* THE REQUEST: Reproduce every line of the entries below without any change, leaving out the pictures.
— Start of DATA TO USE —
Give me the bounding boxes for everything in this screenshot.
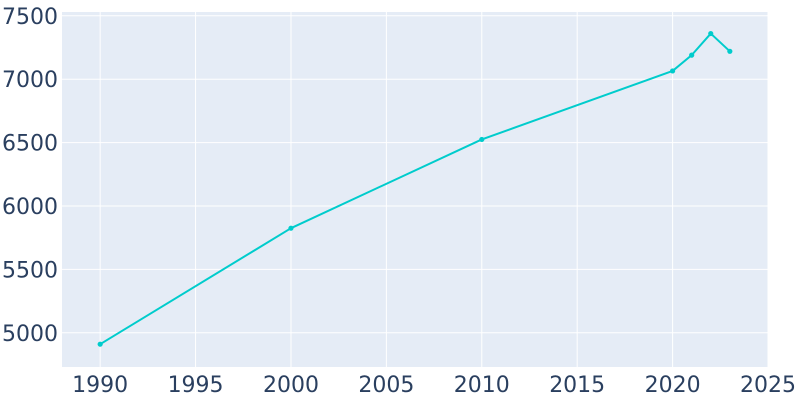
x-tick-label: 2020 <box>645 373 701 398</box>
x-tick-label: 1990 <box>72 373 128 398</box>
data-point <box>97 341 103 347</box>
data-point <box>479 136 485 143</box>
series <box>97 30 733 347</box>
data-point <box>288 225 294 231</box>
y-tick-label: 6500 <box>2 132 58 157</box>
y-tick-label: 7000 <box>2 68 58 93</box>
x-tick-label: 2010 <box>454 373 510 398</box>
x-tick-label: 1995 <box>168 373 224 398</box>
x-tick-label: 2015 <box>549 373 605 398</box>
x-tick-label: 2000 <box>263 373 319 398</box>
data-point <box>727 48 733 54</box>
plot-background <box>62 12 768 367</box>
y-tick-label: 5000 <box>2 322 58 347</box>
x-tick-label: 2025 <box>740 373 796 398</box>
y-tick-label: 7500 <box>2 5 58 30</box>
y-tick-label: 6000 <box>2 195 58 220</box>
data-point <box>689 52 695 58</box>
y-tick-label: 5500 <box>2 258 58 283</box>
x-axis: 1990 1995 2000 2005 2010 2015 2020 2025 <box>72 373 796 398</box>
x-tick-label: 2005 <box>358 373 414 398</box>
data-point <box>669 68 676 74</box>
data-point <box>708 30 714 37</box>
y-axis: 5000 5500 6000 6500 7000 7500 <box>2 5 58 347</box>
— End of DATA TO USE —
* TASK RESULT:
Give me the bounding boxes for everything in this screenshot.
x-tick-label: 2020 <box>645 373 701 398</box>
x-tick-label: 1990 <box>72 373 128 398</box>
data-point <box>97 341 103 347</box>
data-point <box>479 136 485 143</box>
series <box>97 30 733 347</box>
data-point <box>288 225 294 231</box>
y-tick-label: 6500 <box>2 132 58 157</box>
y-tick-label: 7000 <box>2 68 58 93</box>
x-tick-label: 2010 <box>454 373 510 398</box>
x-tick-label: 1995 <box>168 373 224 398</box>
x-tick-label: 2015 <box>549 373 605 398</box>
x-tick-label: 2000 <box>263 373 319 398</box>
data-point <box>727 48 733 54</box>
plot-background <box>62 12 768 367</box>
y-tick-label: 5000 <box>2 322 58 347</box>
x-tick-label: 2025 <box>740 373 796 398</box>
y-tick-label: 7500 <box>2 5 58 30</box>
y-tick-label: 6000 <box>2 195 58 220</box>
data-point <box>689 52 695 58</box>
y-tick-label: 5500 <box>2 258 58 283</box>
x-axis: 1990 1995 2000 2005 2010 2015 2020 2025 <box>72 373 796 398</box>
x-tick-label: 2005 <box>358 373 414 398</box>
data-point <box>669 68 676 74</box>
data-point <box>708 30 714 37</box>
y-axis: 5000 5500 6000 6500 7000 7500 <box>2 5 58 347</box>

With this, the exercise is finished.